### WHAT THE TASK ASKS
The data must be written out once more, precisely as given.
+++ SOURCE DATA +++
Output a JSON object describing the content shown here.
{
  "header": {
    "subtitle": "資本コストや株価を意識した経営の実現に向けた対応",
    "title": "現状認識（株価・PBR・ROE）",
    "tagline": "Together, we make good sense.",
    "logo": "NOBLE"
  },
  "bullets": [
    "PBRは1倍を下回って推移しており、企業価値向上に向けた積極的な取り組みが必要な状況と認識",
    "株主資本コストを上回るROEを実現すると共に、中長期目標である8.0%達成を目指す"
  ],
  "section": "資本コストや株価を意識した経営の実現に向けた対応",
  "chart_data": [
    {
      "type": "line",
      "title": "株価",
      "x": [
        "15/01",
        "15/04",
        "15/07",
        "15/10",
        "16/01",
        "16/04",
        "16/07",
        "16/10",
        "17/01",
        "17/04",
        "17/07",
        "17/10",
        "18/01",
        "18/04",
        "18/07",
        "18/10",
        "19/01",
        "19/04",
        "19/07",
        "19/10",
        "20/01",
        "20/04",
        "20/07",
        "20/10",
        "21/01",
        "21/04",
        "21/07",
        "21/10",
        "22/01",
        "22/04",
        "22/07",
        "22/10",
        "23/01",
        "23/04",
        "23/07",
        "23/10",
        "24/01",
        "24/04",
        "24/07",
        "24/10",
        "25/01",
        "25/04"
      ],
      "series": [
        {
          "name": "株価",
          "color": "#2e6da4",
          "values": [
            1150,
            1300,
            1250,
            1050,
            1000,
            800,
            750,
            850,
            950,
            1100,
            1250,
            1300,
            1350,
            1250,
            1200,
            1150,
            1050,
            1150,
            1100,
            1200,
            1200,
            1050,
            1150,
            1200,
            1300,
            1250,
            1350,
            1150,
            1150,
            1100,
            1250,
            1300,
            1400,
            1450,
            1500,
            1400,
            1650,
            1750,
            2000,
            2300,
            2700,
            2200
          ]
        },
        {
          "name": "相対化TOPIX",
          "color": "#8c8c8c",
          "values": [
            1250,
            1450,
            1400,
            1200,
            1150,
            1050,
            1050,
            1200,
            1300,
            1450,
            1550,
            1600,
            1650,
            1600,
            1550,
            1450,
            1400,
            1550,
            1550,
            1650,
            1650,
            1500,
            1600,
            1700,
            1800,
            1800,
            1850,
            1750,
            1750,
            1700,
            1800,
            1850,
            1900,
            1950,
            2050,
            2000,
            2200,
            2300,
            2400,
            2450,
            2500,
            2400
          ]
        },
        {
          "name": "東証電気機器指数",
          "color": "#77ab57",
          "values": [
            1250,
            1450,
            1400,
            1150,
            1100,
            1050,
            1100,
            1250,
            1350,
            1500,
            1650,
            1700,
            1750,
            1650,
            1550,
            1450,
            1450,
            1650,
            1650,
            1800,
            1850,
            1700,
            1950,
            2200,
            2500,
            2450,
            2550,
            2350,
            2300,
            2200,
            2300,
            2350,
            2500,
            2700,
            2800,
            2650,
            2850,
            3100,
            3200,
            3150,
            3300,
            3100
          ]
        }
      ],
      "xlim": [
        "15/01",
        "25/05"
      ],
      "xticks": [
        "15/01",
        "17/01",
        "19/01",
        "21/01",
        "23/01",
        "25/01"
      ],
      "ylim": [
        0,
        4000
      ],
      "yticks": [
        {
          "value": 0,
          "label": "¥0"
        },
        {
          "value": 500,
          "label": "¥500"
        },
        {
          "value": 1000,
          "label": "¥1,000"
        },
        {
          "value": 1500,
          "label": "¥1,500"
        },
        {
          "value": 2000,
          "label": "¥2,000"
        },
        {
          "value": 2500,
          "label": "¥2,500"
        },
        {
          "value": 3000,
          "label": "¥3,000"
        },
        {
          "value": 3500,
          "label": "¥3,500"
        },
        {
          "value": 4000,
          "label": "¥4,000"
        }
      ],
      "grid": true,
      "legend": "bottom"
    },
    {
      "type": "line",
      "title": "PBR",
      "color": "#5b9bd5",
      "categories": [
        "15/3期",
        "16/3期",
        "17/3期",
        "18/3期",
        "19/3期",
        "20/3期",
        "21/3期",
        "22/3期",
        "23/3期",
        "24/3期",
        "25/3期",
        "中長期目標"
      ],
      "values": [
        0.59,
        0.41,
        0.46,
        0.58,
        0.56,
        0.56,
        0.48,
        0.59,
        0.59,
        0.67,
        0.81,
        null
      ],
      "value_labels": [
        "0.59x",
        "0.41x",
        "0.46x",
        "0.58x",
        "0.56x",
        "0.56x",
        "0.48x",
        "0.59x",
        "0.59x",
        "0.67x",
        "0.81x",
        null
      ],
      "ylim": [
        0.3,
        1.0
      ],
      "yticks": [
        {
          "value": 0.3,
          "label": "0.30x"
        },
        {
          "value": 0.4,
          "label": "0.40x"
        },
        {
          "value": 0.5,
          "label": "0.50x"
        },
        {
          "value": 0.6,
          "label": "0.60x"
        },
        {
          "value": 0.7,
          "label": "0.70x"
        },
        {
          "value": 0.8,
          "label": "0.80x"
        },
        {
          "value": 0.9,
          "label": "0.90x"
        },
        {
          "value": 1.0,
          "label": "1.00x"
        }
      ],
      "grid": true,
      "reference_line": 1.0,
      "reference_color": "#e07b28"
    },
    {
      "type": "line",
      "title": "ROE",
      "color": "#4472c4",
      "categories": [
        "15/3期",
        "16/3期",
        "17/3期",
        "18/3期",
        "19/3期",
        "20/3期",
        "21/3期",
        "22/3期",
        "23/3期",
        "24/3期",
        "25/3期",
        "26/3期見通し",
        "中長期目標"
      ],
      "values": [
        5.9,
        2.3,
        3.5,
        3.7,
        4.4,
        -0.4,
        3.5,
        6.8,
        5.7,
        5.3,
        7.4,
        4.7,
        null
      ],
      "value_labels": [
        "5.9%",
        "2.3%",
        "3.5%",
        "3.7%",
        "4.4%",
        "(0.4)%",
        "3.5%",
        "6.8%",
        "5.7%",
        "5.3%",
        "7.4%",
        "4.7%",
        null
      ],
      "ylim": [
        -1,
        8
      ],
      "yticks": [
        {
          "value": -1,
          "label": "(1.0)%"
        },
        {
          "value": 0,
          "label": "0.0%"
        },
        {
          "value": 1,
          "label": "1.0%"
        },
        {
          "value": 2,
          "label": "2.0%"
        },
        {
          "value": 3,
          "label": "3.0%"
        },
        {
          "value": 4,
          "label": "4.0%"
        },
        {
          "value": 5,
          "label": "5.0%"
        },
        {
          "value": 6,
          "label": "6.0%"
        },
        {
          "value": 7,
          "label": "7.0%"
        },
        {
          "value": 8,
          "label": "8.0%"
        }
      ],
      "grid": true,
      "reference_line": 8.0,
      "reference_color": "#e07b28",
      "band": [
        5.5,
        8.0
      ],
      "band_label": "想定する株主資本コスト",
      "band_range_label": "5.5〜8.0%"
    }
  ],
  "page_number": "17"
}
+++
### THE ANSWER
Output a JSON object describing the content shown here.
{
  "header": {
    "subtitle": "資本コストや株価を意識した経営の実現に向けた対応",
    "title": "現状認識（株価・PBR・ROE）",
    "tagline": "Together, we make good sense.",
    "logo": "NOBLE"
  },
  "bullets": [
    "PBRは1倍を下回って推移しており、企業価値向上に向けた積極的な取り組みが必要な状況と認識",
    "株主資本コストを上回るROEを実現すると共に、中長期目標である8.0%達成を目指す"
  ],
  "section": "資本コストや株価を意識した経営の実現に向けた対応",
  "chart_data": [
    {
      "type": "line",
      "title": "株価",
      "x": [
        "15/01",
        "15/04",
        "15/07",
        "15/10",
        "16/01",
        "16/04",
        "16/07",
        "16/10",
        "17/01",
        "17/04",
        "17/07",
        "17/10",
        "18/01",
        "18/04",
        "18/07",
        "18/10",
        "19/01",
        "19/04",
        "19/07",
        "19/10",
        "20/01",
        "20/04",
        "20/07",
        "20/10",
        "21/01",
        "21/04",
        "21/07",
        "21/10",
        "22/01",
        "22/04",
        "22/07",
        "22/10",
        "23/01",
        "23/04",
        "23/07",
        "23/10",
        "24/01",
        "24/04",
        "24/07",
        "24/10",
        "25/01",
        "25/04"
      ],
      "series": [
        {
          "name": "株価",
          "color": "#2e6da4",
          "values": [
            1150,
            1300,
            1250,
            1050,
            1000,
            800,
            750,
            850,
            950,
            1100,
            1250,
            1300,
            1350,
            1250,
            1200,
            1150,
            1050,
            1150,
            1100,
            1200,
            1200,
            1050,
            1150,
            1200,
            1300,
            1250,
            1350,
            1150,
            1150,
            1100,
            1250,
            1300,
            1400,
            1450,
            1500,
            1400,
            1650,
            1750,
            2000,
            2300,
            2700,
            2200
          ]
        },
        {
          "name": "相対化TOPIX",
          "color": "#8c8c8c",
          "values": [
            1250,
            1450,
            1400,
            1200,
            1150,
            1050,
            1050,
            1200,
            1300,
            1450,
            1550,
            1600,
            1650,
            1600,
            1550,
            1450,
            1400,
            1550,
            1550,
            1650,
            1650,
            1500,
            1600,
            1700,
            1800,
            1800,
            1850,
            1750,
            1750,
            1700,
            1800,
            1850,
            1900,
            1950,
            2050,
            2000,
            2200,
            2300,
            2400,
            2450,
            2500,
            2400
          ]
        },
        {
          "name": "東証電気機器指数",
          "color": "#77ab57",
          "values": [
            1250,
            1450,
            1400,
            1150,
            1100,
            1050,
            1100,
            1250,
            1350,
            1500,
            1650,
            1700,
            1750,
            1650,
            1550,
            1450,
            1450,
            1650,
            1650,
            1800,
            1850,
            1700,
            1950,
            2200,
            2500,
            2450,
            2550,
            2350,
            2300,
            2200,
            2300,
            2350,
            2500,
            2700,
            2800,
            2650,
            2850,
            3100,
            3200,
            3150,
            3300,
            3100
          ]
        }
      ],
      "xlim": [
        "15/01",
        "25/05"
      ],
      "xticks": [
        "15/01",
        "17/01",
        "19/01",
        "21/01",
        "23/01",
        "25/01"
      ],
      "ylim": [
        0,
        4000
      ],
      "yticks": [
        {
          "value": 0,
          "label": "¥0"
        },
        {
          "value": 500,
          "label": "¥500"
        },
        {
          "value": 1000,
          "label": "¥1,000"
        },
        {
          "value": 1500,
          "label": "¥1,500"
        },
        {
          "value": 2000,
          "label": "¥2,000"
        },
        {
          "value": 2500,
          "label": "¥2,500"
        },
        {
          "value": 3000,
          "label": "¥3,000"
        },
        {
          "value": 3500,
          "label": "¥3,500"
        },
        {
          "value": 4000,
          "label": "¥4,000"
        }
      ],
      "grid": true,
      "legend": "bottom"
    },
    {
      "type": "line",
      "title": "PBR",
      "color": "#5b9bd5",
      "categories": [
        "15/3期",
        "16/3期",
        "17/3期",
        "18/3期",
        "19/3期",
        "20/3期",
        "21/3期",
        "22/3期",
        "23/3期",
        "24/3期",
        "25/3期",
        "中長期目標"
      ],
      "values": [
        0.59,
        0.41,
        0.46,
        0.58,
        0.56,
        0.56,
        0.48,
        0.59,
        0.59,
        0.67,
        0.81,
        null
      ],
      "value_labels": [
        "0.59x",
        "0.41x",
        "0.46x",
        "0.58x",
        "0.56x",
        "0.56x",
        "0.48x",
        "0.59x",
        "0.59x",
        "0.67x",
        "0.81x",
        null
      ],
      "ylim": [
        0.3,
        1.0
      ],
      "yticks": [
        {
          "value": 0.3,
          "label": "0.30x"
        },
        {
          "value": 0.4,
          "label": "0.40x"
        },
        {
          "value": 0.5,
          "label": "0.50x"
        },
        {
          "value": 0.6,
          "label": "0.60x"
        },
        {
          "value": 0.7,
          "label": "0.70x"
        },
        {
          "value": 0.8,
          "label": "0.80x"
        },
        {
          "value": 0.9,
          "label": "0.90x"
        },
        {
          "value": 1.0,
          "label": "1.00x"
        }
      ],
      "grid": true,
      "reference_line": 1.0,
      "reference_color": "#e07b28"
    },
    {
      "type": "line",
      "title": "ROE",
      "color": "#4472c4",
      "categories": [
        "15/3期",
        "16/3期",
        "17/3期",
        "18/3期",
        "19/3期",
        "20/3期",
        "21/3期",
        "22/3期",
        "23/3期",
        "24/3期",
        "25/3期",
        "26/3期見通し",
        "中長期目標"
      ],
      "values": [
        5.9,
        2.3,
        3.5,
        3.7,
        4.4,
        -0.4,
        3.5,
        6.8,
        5.7,
        5.3,
        7.4,
        4.7,
        null
      ],
      "value_labels": [
        "5.9%",
        "2.3%",
        "3.5%",
        "3.7%",
        "4.4%",
        "(0.4)%",
        "3.5%",
        "6.8%",
        "5.7%",
        "5.3%",
        "7.4%",
        "4.7%",
        null
      ],
      "ylim": [
        -1,
        8
      ],
      "yticks": [
        {
          "value": -1,
          "label": "(1.0)%"
        },
        {
          "value": 0,
          "label": "0.0%"
        },
        {
          "value": 1,
          "label": "1.0%"
        },
        {
          "value": 2,
          "label": "2.0%"
        },
        {
          "value": 3,
          "label": "3.0%"
        },
        {
          "value": 4,
          "label": "4.0%"
        },
        {
          "value": 5,
          "label": "5.0%"
        },
        {
          "value": 6,
          "label": "6.0%"
        },
        {
          "value": 7,
          "label": "7.0%"
        },
        {
          "value": 8,
          "label": "8.0%"
        }
      ],
      "grid": true,
      "reference_line": 8.0,
      "reference_color": "#e07b28",
      "band": [
        5.5,
        8.0
      ],
      "band_label": "想定する株主資本コスト",
      "band_range_label": "5.5〜8.0%"
    }
  ],
  "page_number": "17"
}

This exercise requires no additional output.